*Dataset items*.
################
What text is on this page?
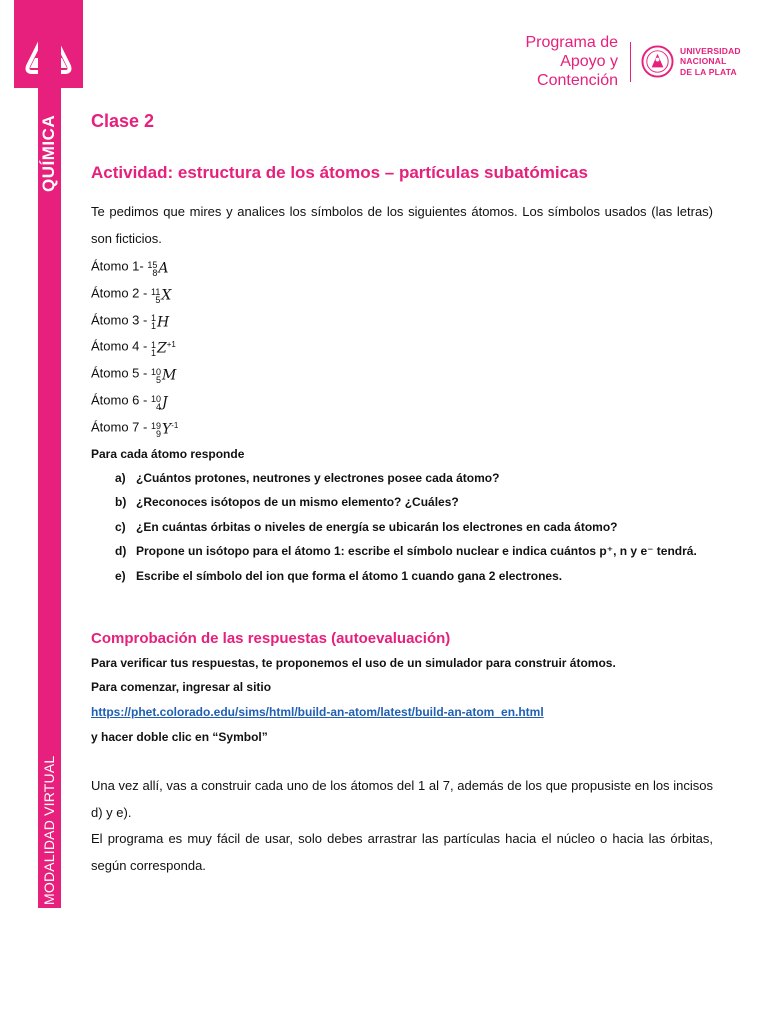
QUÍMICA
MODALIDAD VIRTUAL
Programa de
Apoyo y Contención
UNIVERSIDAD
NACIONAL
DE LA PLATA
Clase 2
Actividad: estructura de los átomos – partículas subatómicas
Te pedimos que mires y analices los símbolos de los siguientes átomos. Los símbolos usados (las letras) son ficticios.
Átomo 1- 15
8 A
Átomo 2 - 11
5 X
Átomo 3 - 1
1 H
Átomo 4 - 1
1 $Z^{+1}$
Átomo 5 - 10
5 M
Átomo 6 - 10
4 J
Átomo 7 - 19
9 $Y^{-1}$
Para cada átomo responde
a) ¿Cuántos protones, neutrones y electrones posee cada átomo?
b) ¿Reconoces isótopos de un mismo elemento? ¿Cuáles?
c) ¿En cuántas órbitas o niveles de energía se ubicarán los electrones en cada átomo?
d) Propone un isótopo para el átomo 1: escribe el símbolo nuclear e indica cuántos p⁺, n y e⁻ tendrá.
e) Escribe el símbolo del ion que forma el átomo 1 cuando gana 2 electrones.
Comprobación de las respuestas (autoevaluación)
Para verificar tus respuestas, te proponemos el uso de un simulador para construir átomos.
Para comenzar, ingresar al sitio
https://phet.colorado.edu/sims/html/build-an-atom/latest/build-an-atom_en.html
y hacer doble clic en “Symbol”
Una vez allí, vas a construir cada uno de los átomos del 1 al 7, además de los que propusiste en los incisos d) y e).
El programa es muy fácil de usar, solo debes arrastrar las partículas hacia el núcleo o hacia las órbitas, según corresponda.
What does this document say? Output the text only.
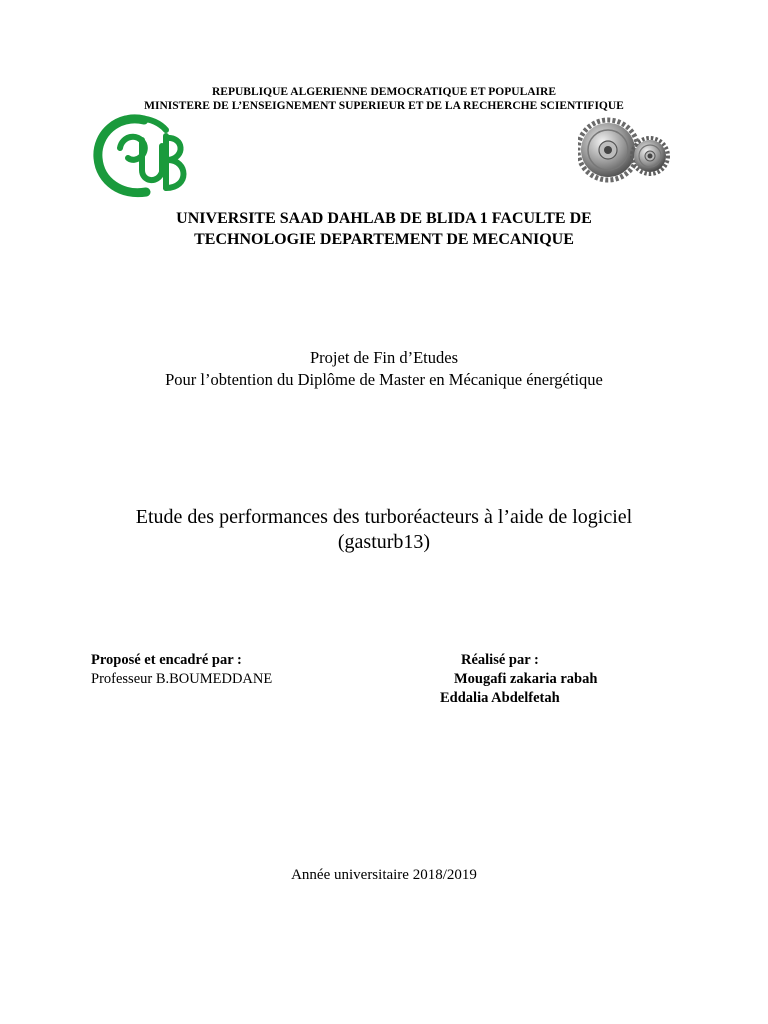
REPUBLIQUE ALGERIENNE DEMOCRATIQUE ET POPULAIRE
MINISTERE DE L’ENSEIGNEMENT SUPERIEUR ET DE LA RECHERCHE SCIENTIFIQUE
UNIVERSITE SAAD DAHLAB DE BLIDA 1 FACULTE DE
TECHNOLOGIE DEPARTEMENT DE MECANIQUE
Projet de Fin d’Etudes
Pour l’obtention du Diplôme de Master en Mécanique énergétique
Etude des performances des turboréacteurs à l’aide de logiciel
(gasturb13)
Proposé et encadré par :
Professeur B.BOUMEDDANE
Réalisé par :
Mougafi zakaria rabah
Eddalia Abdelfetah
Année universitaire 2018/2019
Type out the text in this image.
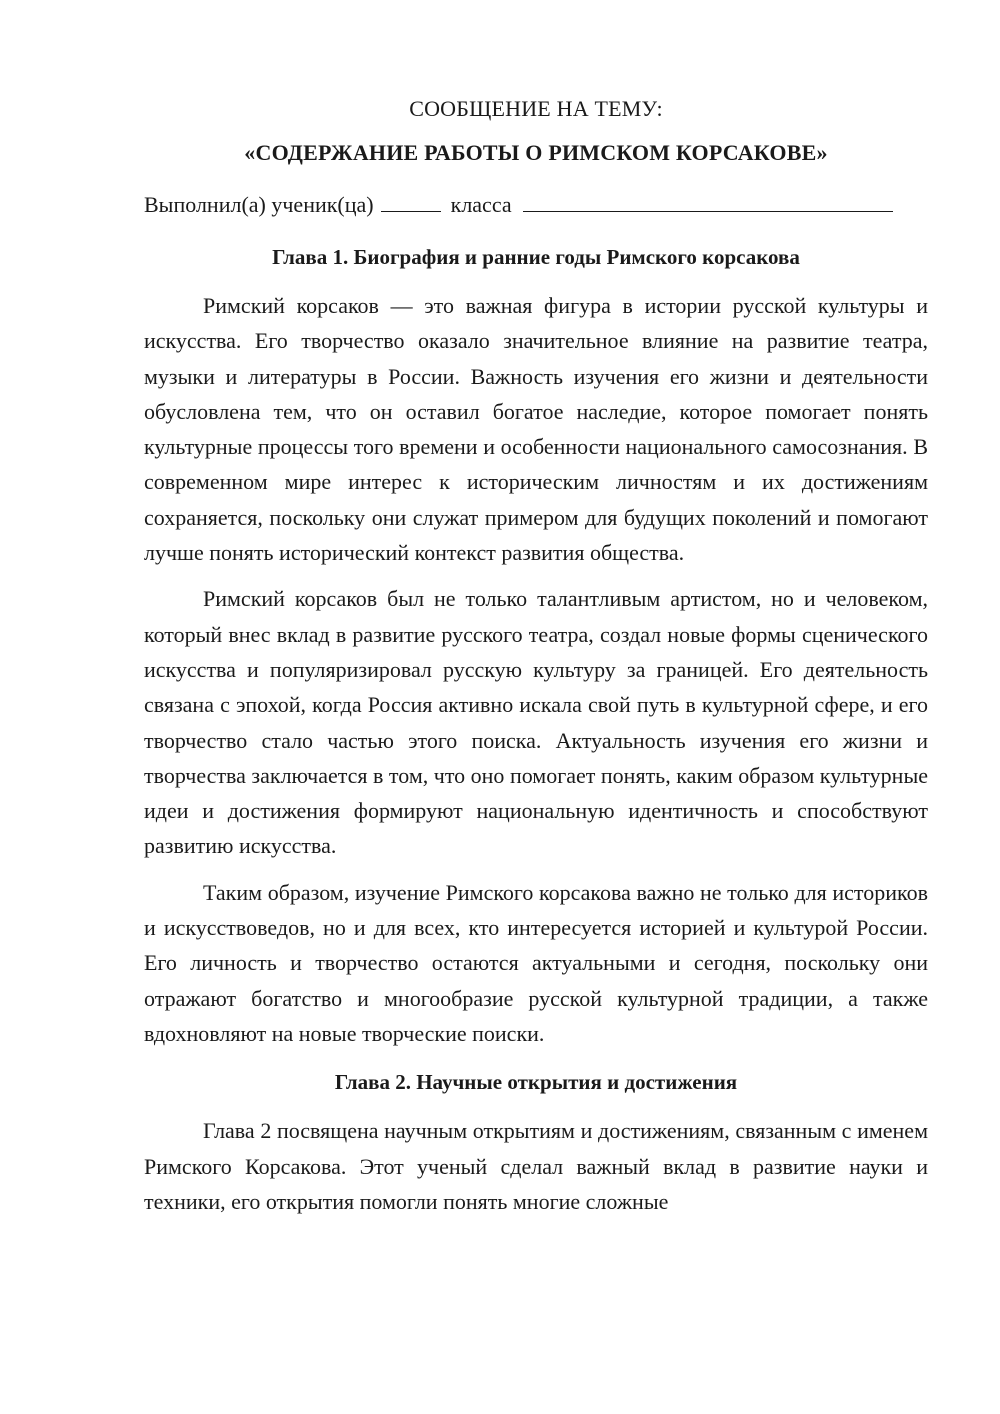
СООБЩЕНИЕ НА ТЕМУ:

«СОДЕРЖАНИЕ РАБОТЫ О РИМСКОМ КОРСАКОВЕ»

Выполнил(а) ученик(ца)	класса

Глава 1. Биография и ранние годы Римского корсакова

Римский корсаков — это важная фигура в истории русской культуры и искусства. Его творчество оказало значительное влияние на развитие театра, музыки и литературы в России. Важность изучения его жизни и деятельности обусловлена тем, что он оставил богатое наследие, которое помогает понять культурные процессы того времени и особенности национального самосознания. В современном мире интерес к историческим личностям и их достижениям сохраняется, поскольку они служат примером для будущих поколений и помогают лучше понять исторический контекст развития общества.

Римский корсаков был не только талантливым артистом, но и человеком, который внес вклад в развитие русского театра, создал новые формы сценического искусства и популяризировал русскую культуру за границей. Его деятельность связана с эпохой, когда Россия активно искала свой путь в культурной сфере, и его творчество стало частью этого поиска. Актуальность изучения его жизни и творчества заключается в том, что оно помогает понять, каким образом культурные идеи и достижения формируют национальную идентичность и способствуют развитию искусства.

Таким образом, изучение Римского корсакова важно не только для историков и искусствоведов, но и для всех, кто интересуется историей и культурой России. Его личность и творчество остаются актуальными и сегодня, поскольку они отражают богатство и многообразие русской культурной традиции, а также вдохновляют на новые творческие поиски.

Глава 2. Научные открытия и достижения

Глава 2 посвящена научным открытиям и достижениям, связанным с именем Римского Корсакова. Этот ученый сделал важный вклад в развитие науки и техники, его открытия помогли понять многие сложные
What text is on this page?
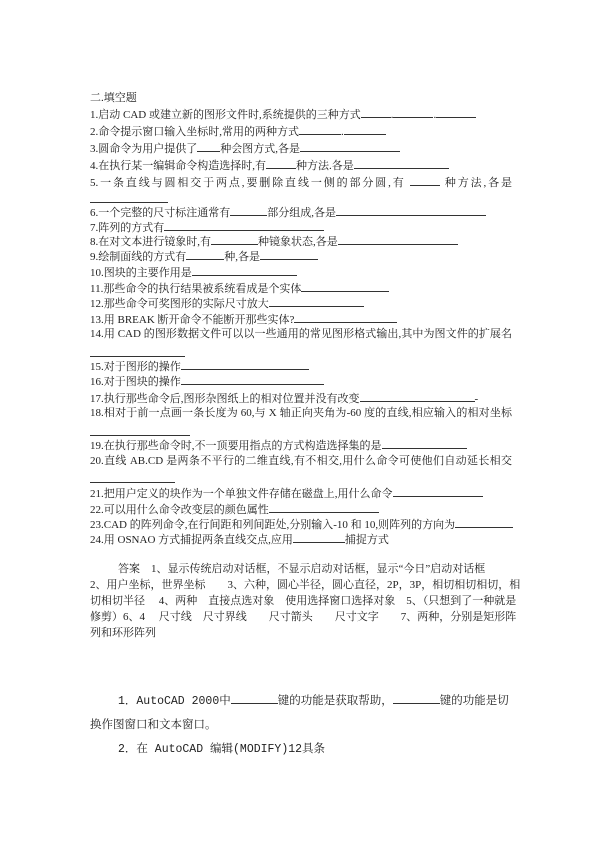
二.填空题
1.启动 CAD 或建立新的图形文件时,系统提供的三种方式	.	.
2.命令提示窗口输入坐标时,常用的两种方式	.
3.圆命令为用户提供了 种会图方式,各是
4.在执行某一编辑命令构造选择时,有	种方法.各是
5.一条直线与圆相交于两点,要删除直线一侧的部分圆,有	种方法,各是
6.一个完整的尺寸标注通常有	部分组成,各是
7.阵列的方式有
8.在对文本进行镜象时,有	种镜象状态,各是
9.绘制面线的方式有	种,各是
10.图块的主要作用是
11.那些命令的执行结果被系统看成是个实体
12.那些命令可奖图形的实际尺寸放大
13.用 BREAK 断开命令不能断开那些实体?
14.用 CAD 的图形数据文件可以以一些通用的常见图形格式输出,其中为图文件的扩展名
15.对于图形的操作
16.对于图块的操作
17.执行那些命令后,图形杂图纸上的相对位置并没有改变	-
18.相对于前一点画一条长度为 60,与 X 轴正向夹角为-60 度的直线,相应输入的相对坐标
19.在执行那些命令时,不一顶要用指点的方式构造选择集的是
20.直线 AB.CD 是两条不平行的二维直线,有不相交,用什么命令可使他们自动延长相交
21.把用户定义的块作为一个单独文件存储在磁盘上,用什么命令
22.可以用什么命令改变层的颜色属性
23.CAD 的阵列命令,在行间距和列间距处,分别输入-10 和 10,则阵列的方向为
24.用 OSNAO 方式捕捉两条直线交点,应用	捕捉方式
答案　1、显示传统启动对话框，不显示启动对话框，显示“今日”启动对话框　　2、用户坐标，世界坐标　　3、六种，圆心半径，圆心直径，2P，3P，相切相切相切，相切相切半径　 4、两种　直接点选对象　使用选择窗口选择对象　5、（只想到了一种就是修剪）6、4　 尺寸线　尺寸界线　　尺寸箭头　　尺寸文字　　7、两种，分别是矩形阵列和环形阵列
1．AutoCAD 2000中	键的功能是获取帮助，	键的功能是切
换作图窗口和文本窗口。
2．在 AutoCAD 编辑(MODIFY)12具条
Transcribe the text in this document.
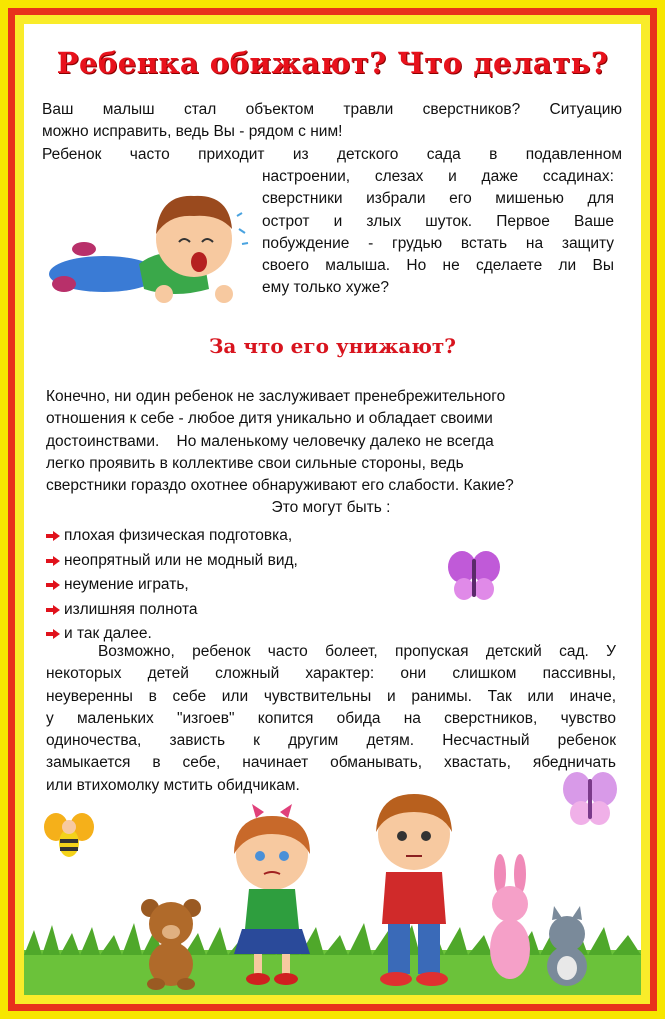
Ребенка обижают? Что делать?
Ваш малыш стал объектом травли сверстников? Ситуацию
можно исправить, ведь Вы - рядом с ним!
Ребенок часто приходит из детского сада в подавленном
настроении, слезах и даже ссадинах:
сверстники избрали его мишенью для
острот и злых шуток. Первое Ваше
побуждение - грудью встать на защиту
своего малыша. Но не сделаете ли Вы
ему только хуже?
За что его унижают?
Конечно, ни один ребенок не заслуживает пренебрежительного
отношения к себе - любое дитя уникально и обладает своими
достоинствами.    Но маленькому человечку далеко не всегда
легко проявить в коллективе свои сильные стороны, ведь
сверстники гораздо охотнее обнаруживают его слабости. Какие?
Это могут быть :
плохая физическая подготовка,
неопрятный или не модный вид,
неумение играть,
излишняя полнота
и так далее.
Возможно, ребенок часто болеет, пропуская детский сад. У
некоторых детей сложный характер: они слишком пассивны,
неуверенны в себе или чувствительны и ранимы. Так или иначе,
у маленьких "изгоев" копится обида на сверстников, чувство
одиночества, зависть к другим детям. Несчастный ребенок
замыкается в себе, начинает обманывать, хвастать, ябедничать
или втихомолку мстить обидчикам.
################
*Exercise goal*.
Reproduce the material in full, word for word, and omit the pictures.

*Finished task*.
What text is on this page?
QUÍMICA
MODALIDAD VIRTUAL
Programa de
Apoyo y Contención
UNIVERSIDAD
NACIONAL
DE LA PLATA
Clase 2
Actividad: estructura de los átomos – partículas subatómicas
Te pedimos que mires y analices los símbolos de los siguientes átomos. Los símbolos usados (las letras) son ficticios.
Átomo 1- 15
8 A
Átomo 2 - 11
5 X
Átomo 3 - 1
1 H
Átomo 4 - 1
1 $Z^{+1}$
Átomo 5 - 10
5 M
Átomo 6 - 10
4 J
Átomo 7 - 19
9 $Y^{-1}$
Para cada átomo responde
a) ¿Cuántos protones, neutrones y electrones posee cada átomo?
b) ¿Reconoces isótopos de un mismo elemento? ¿Cuáles?
c) ¿En cuántas órbitas o niveles de energía se ubicarán los electrones en cada átomo?
d) Propone un isótopo para el átomo 1: escribe el símbolo nuclear e indica cuántos p⁺, n y e⁻ tendrá.
e) Escribe el símbolo del ion que forma el átomo 1 cuando gana 2 electrones.
Comprobación de las respuestas (autoevaluación)
Para verificar tus respuestas, te proponemos el uso de un simulador para construir átomos.
Para comenzar, ingresar al sitio
https://phet.colorado.edu/sims/html/build-an-atom/latest/build-an-atom_en.html
y hacer doble clic en “Symbol”
Una vez allí, vas a construir cada uno de los átomos del 1 al 7, además de los que propusiste en los incisos d) y e).
El programa es muy fácil de usar, solo debes arrastrar las partículas hacia el núcleo o hacia las órbitas, según corresponda.
What does this document say? Output the text only.
REPUBLIQUE ALGERIENNE DEMOCRATIQUE ET POPULAIRE
MINISTERE DE L’ENSEIGNEMENT SUPERIEUR ET DE LA RECHERCHE SCIENTIFIQUE
UNIVERSITE SAAD DAHLAB DE BLIDA 1 FACULTE DE
TECHNOLOGIE DEPARTEMENT DE MECANIQUE
Projet de Fin d’Etudes
Pour l’obtention du Diplôme de Master en Mécanique énergétique
Etude des performances des turboréacteurs à l’aide de logiciel
(gasturb13)
Proposé et encadré par :
Professeur B.BOUMEDDANE
Réalisé par :
Mougafi zakaria rabah
Eddalia Abdelfetah
Année universitaire 2018/2019
Type out the text in this image.
СООБЩЕНИЕ НА ТЕМУ:

«СОДЕРЖАНИЕ РАБОТЫ О РИМСКОМ КОРСАКОВЕ»

Выполнил(а) ученик(ца)	класса

Глава 1. Биография и ранние годы Римского корсакова

Римский корсаков — это важная фигура в истории русской культуры и искусства. Его творчество оказало значительное влияние на развитие театра, музыки и литературы в России. Важность изучения его жизни и деятельности обусловлена тем, что он оставил богатое наследие, которое помогает понять культурные процессы того времени и особенности национального самосознания. В современном мире интерес к историческим личностям и их достижениям сохраняется, поскольку они служат примером для будущих поколений и помогают лучше понять исторический контекст развития общества.

Римский корсаков был не только талантливым артистом, но и человеком, который внес вклад в развитие русского театра, создал новые формы сценического искусства и популяризировал русскую культуру за границей. Его деятельность связана с эпохой, когда Россия активно искала свой путь в культурной сфере, и его творчество стало частью этого поиска. Актуальность изучения его жизни и творчества заключается в том, что оно помогает понять, каким образом культурные идеи и достижения формируют национальную идентичность и способствуют развитию искусства.

Таким образом, изучение Римского корсакова важно не только для историков и искусствоведов, но и для всех, кто интересуется историей и культурой России. Его личность и творчество остаются актуальными и сегодня, поскольку они отражают богатство и многообразие русской культурной традиции, а также вдохновляют на новые творческие поиски.

Глава 2. Научные открытия и достижения

Глава 2 посвящена научным открытиям и достижениям, связанным с именем Римского Корсакова. Этот ученый сделал важный вклад в развитие науки и техники, его открытия помогли понять многие сложные
What text is on this page?
二.填空题
1.启动 CAD 或建立新的图形文件时,系统提供的三种方式	.	.
2.命令提示窗口输入坐标时,常用的两种方式	.
3.圆命令为用户提供了 种会图方式,各是
4.在执行某一编辑命令构造选择时,有	种方法.各是
5.一条直线与圆相交于两点,要删除直线一侧的部分圆,有	种方法,各是
6.一个完整的尺寸标注通常有	部分组成,各是
7.阵列的方式有
8.在对文本进行镜象时,有	种镜象状态,各是
9.绘制面线的方式有	种,各是
10.图块的主要作用是
11.那些命令的执行结果被系统看成是个实体
12.那些命令可奖图形的实际尺寸放大
13.用 BREAK 断开命令不能断开那些实体?
14.用 CAD 的图形数据文件可以以一些通用的常见图形格式输出,其中为图文件的扩展名
15.对于图形的操作
16.对于图块的操作
17.执行那些命令后,图形杂图纸上的相对位置并没有改变	-
18.相对于前一点画一条长度为 60,与 X 轴正向夹角为-60 度的直线,相应输入的相对坐标
19.在执行那些命令时,不一顶要用指点的方式构造选择集的是
20.直线 AB.CD 是两条不平行的二维直线,有不相交,用什么命令可使他们自动延长相交
21.把用户定义的块作为一个单独文件存储在磁盘上,用什么命令
22.可以用什么命令改变层的颜色属性
23.CAD 的阵列命令,在行间距和列间距处,分别输入-10 和 10,则阵列的方向为
24.用 OSNAO 方式捕捉两条直线交点,应用	捕捉方式
答案　1、显示传统启动对话框，不显示启动对话框，显示“今日”启动对话框　　2、用户坐标，世界坐标　　3、六种，圆心半径，圆心直径，2P，3P，相切相切相切，相切相切半径　 4、两种　直接点选对象　使用选择窗口选择对象　5、（只想到了一种就是修剪）6、4　 尺寸线　尺寸界线　　尺寸箭头　　尺寸文字　　7、两种，分别是矩形阵列和环形阵列
1．AutoCAD 2000中	键的功能是获取帮助，	键的功能是切
换作图窗口和文本窗口。
2．在 AutoCAD 编辑(MODIFY)12具条
Transcribe the text in this document.
Ребенка обижают? Что делать?
Ваш малыш стал объектом травли сверстников? Ситуацию
можно исправить, ведь Вы - рядом с ним!
Ребенок часто приходит из детского сада в подавленном
настроении, слезах и даже ссадинах:
сверстники избрали его мишенью для
острот и злых шуток. Первое Ваше
побуждение - грудью встать на защиту
своего малыша. Но не сделаете ли Вы
ему только хуже?
За что его унижают?
Конечно, ни один ребенок не заслуживает пренебрежительного
отношения к себе - любое дитя уникально и обладает своими
достоинствами.    Но маленькому человечку далеко не всегда
легко проявить в коллективе свои сильные стороны, ведь
сверстники гораздо охотнее обнаруживают его слабости. Какие?
Это могут быть :
плохая физическая подготовка,
неопрятный или не модный вид,
неумение играть,
излишняя полнота
и так далее.
Возможно, ребенок часто болеет, пропуская детский сад. У
некоторых детей сложный характер: они слишком пассивны,
неуверенны в себе или чувствительны и ранимы. Так или иначе,
у маленьких "изгоев" копится обида на сверстников, чувство
одиночества, зависть к другим детям. Несчастный ребенок
замыкается в себе, начинает обманывать, хвастать, ябедничать
или втихомолку мстить обидчикам.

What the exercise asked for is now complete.